Excerpt from a dataset
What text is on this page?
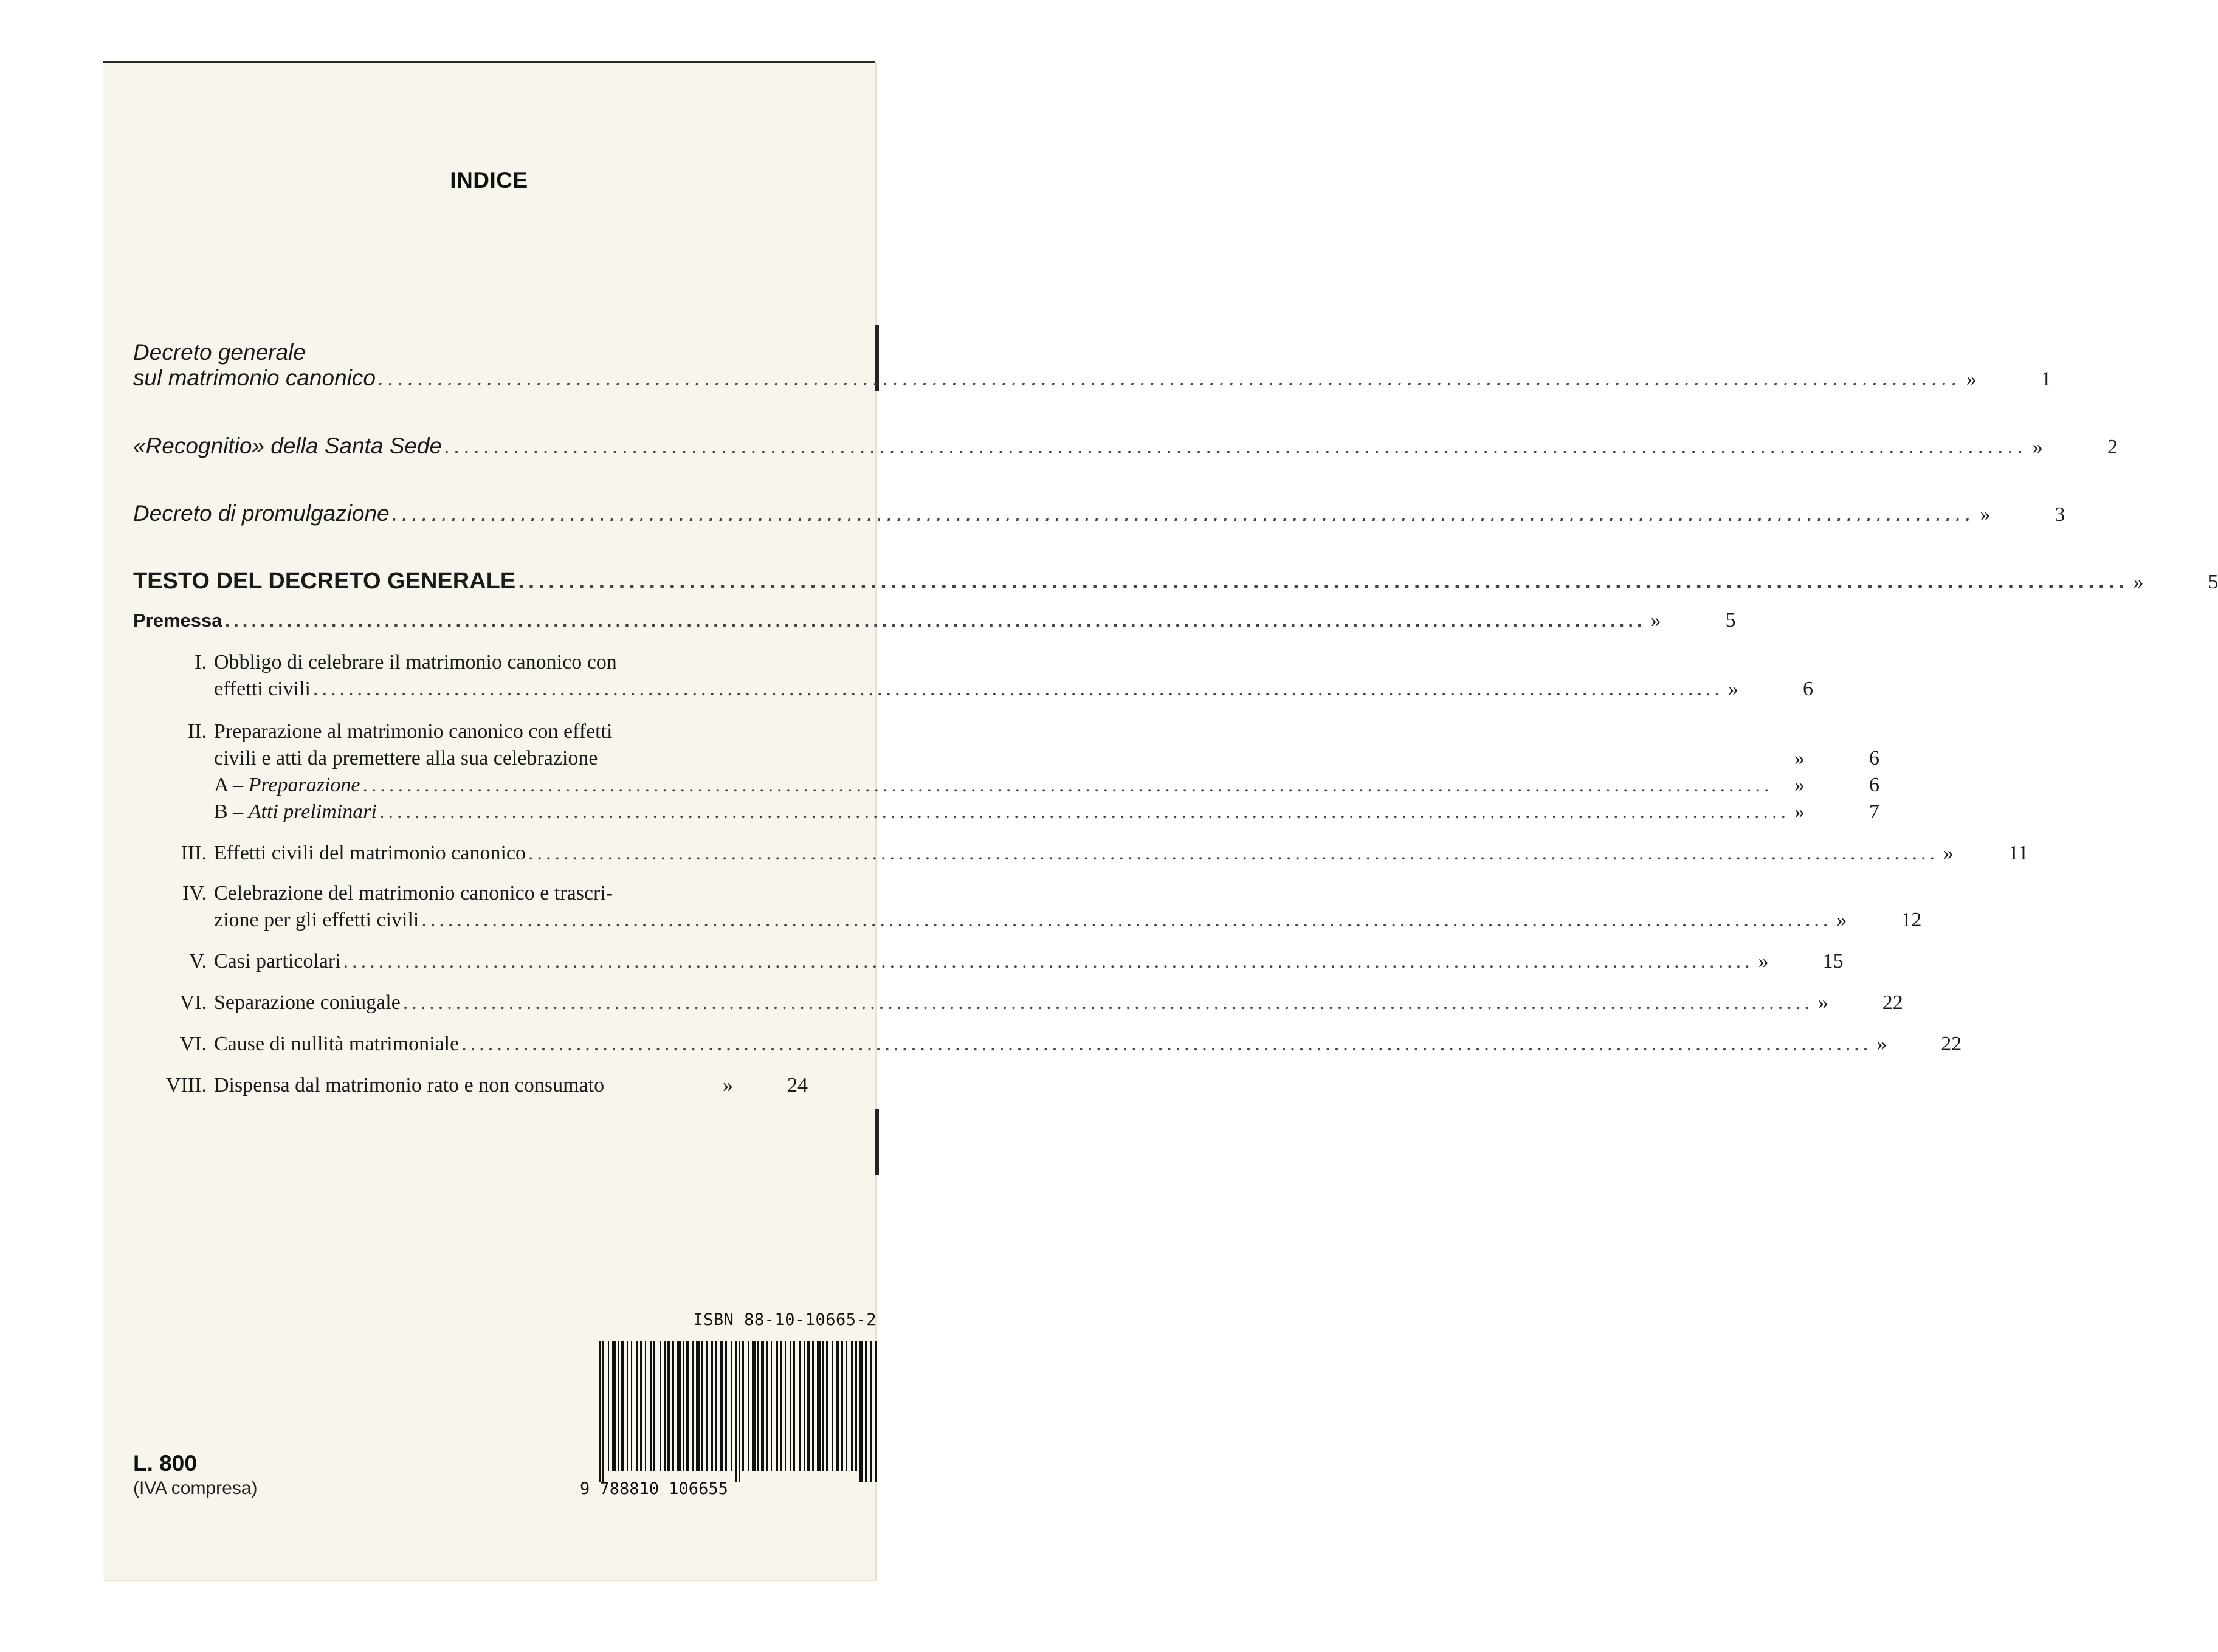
INDICE
Decreto generale
sul matrimonio canonico .....	»	1
«Recognitio» della Santa Sede .....	»	2
Decreto di promulgazione .....	»	3
TESTO DEL DECRETO GENERALE .....	»	5
Premessa .....	»	5
I. Obbligo di celebrare il matrimonio canonico con
effetti civili .....	»	6
II. Preparazione al matrimonio canonico con effetti
civili e atti da premettere alla sua celebrazione	»	6
A – Preparazione .....	»	6
B – Atti preliminari .....	»	7
III. Effetti civili del matrimonio canonico .....	»	11
IV. Celebrazione del matrimonio canonico e trascri-
zione per gli effetti civili .....	»	12
V. Casi particolari .....	»	15
VI. Separazione coniugale .....	»	22
VI. Cause di nullità matrimoniale .....	»	22
VIII. Dispensa dal matrimonio rato e non consumato	»	24
ISBN 88-10-10665-2
9 788810 106655
L. 800
(IVA compresa)
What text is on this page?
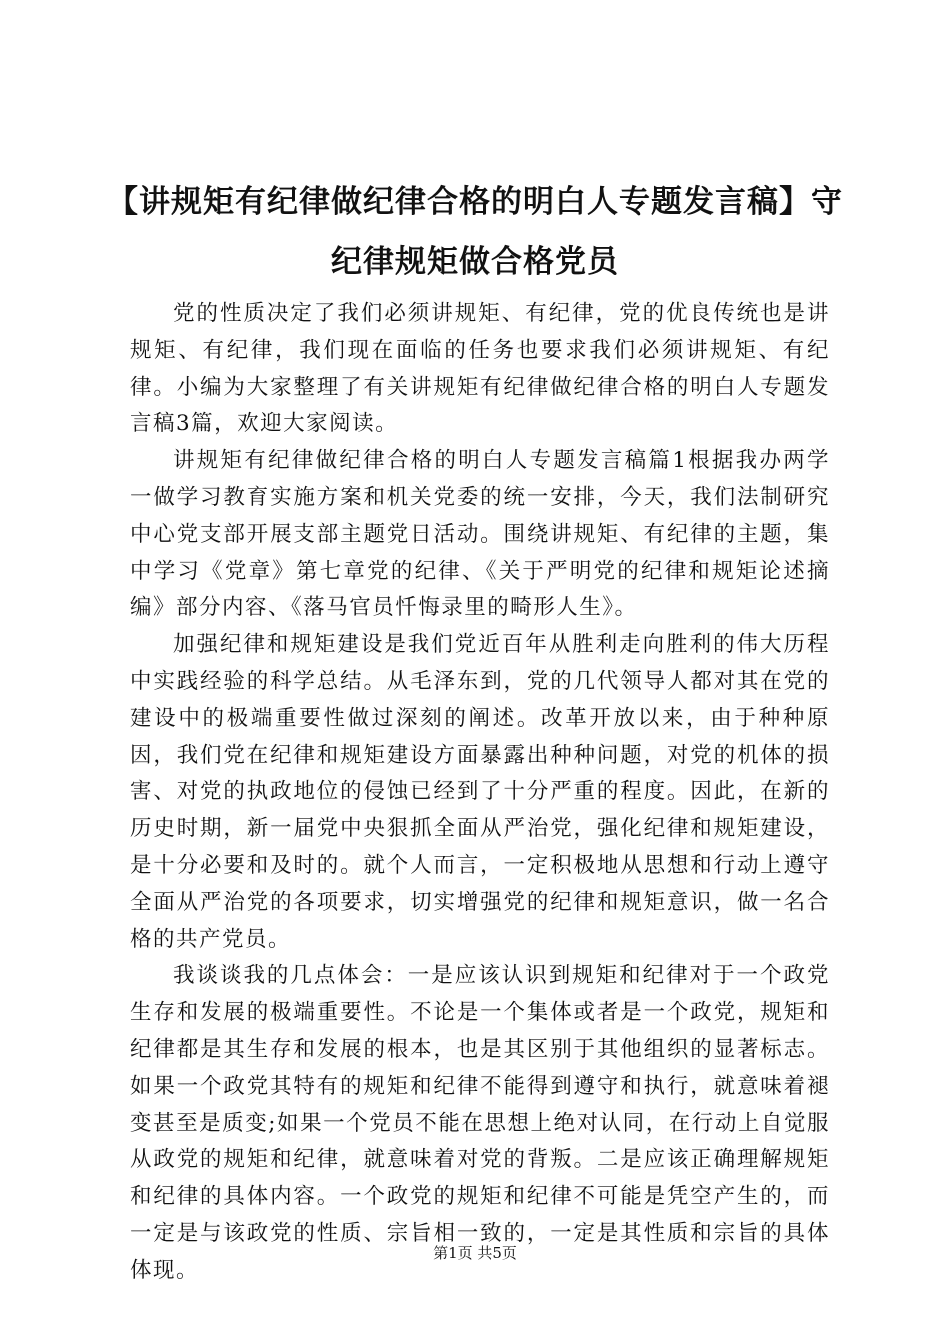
【讲规矩有纪律做纪律合格的明白人专题发言稿】守纪律规矩做合格党员

党的性质决定了我们必须讲规矩、有纪律，党的优良传统也是讲规矩、有纪律，我们现在面临的任务也要求我们必须讲规矩、有纪律。小编为大家整理了有关讲规矩有纪律做纪律合格的明白人专题发言稿3篇，欢迎大家阅读。

讲规矩有纪律做纪律合格的明白人专题发言稿篇1根据我办两学一做学习教育实施方案和机关党委的统一安排，今天，我们法制研究中心党支部开展支部主题党日活动。围绕讲规矩、有纪律的主题，集中学习《党章》第七章党的纪律、《关于严明党的纪律和规矩论述摘编》部分内容、《落马官员忏悔录里的畸形人生》。

加强纪律和规矩建设是我们党近百年从胜利走向胜利的伟大历程中实践经验的科学总结。从毛泽东到，党的几代领导人都对其在党的建设中的极端重要性做过深刻的阐述。改革开放以来，由于种种原因，我们党在纪律和规矩建设方面暴露出种种问题，对党的机体的损害、对党的执政地位的侵蚀已经到了十分严重的程度。因此，在新的历史时期，新一届党中央狠抓全面从严治党，强化纪律和规矩建设，是十分必要和及时的。就个人而言，一定积极地从思想和行动上遵守全面从严治党的各项要求，切实增强党的纪律和规矩意识，做一名合格的共产党员。

我谈谈我的几点体会：一是应该认识到规矩和纪律对于一个政党生存和发展的极端重要性。不论是一个集体或者是一个政党，规矩和纪律都是其生存和发展的根本，也是其区别于其他组织的显著标志。如果一个政党其特有的规矩和纪律不能得到遵守和执行，就意味着褪变甚至是质变;如果一个党员不能在思想上绝对认同，在行动上自觉服从政党的规矩和纪律，就意味着对党的背叛。二是应该正确理解规矩和纪律的具体内容。一个政党的规矩和纪律不可能是凭空产生的，而一定是与该政党的性质、宗旨相一致的，一定是其性质和宗旨的具体体现。

第1页 共5页
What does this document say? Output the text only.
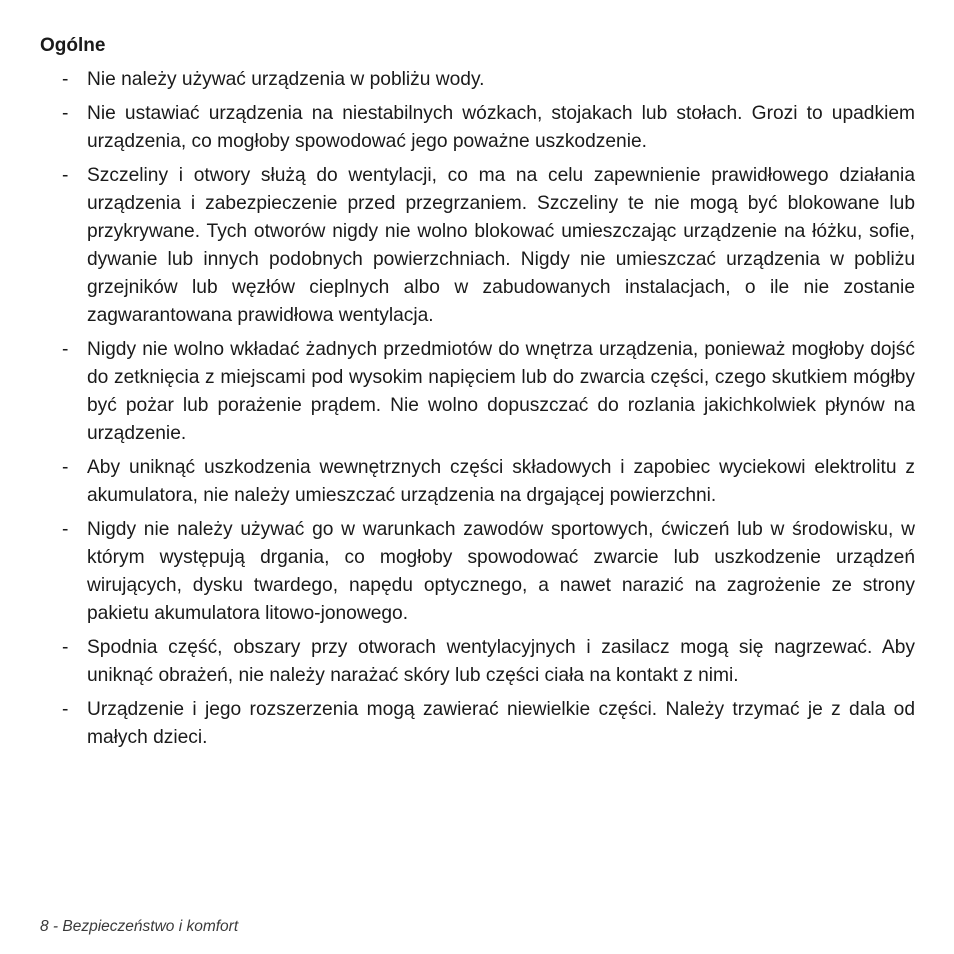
Ogólne
- Nie należy używać urządzenia w pobliżu wody.
- Nie ustawiać urządzenia na niestabilnych wózkach, stojakach lub stołach. Grozi to upadkiem urządzenia, co mogłoby spowodować jego poważne uszkodzenie.
- Szczeliny i otwory służą do wentylacji, co ma na celu zapewnienie prawidłowego działania urządzenia i zabezpieczenie przed przegrzaniem. Szczeliny te nie mogą być blokowane lub przykrywane. Tych otworów nigdy nie wolno blokować umieszczając urządzenie na łóżku, sofie, dywanie lub innych podobnych powierzchniach. Nigdy nie umieszczać urządzenia w pobliżu grzejników lub węzłów cieplnych albo w zabudowanych instalacjach, o ile nie zostanie zagwarantowana prawidłowa wentylacja.
- Nigdy nie wolno wkładać żadnych przedmiotów do wnętrza urządzenia, ponieważ mogłoby dojść do zetknięcia z miejscami pod wysokim napięciem lub do zwarcia części, czego skutkiem mógłby być pożar lub porażenie prądem. Nie wolno dopuszczać do rozlania jakichkolwiek płynów na urządzenie.
- Aby uniknąć uszkodzenia wewnętrznych części składowych i zapobiec wyciekowi elektrolitu z akumulatora, nie należy umieszczać urządzenia na drgającej powierzchni.
- Nigdy nie należy używać go w warunkach zawodów sportowych, ćwiczeń lub w środowisku, w którym występują drgania, co mogłoby spowodować zwarcie lub uszkodzenie urządzeń wirujących, dysku twardego, napędu optycznego, a nawet narazić na zagrożenie ze strony pakietu akumulatora litowo-jonowego.
- Spodnia część, obszary przy otworach wentylacyjnych i zasilacz mogą się nagrzewać. Aby uniknąć obrażeń, nie należy narażać skóry lub części ciała na kontakt z nimi.
- Urządzenie i jego rozszerzenia mogą zawierać niewielkie części. Należy trzymać je z dala od małych dzieci.
8 - Bezpieczeństwo i komfort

> TASK
Identify each line in the entries with the word "części" and copy it.

> RESULT FOR THIS TASK
- Nigdy nie wolno wkładać żadnych przedmiotów do wnętrza urządzenia, ponieważ mogłoby dojść do zetknięcia z miejscami pod wysokim napięciem lub do zwarcia części, czego skutkiem mógłby być pożar lub porażenie prądem. Nie wolno dopuszczać do rozlania jakichkolwiek płynów na urządzenie.
- Aby uniknąć uszkodzenia wewnętrznych części składowych i zapobiec wyciekowi elektrolitu z akumulatora, nie należy umieszczać urządzenia na drgającej powierzchni.
- Spodnia część, obszary przy otworach wentylacyjnych i zasilacz mogą się nagrzewać. Aby uniknąć obrażeń, nie należy narażać skóry lub części ciała na kontakt z nimi.
- Urządzenie i jego rozszerzenia mogą zawierać niewielkie części. Należy trzymać je z dala od małych dzieci.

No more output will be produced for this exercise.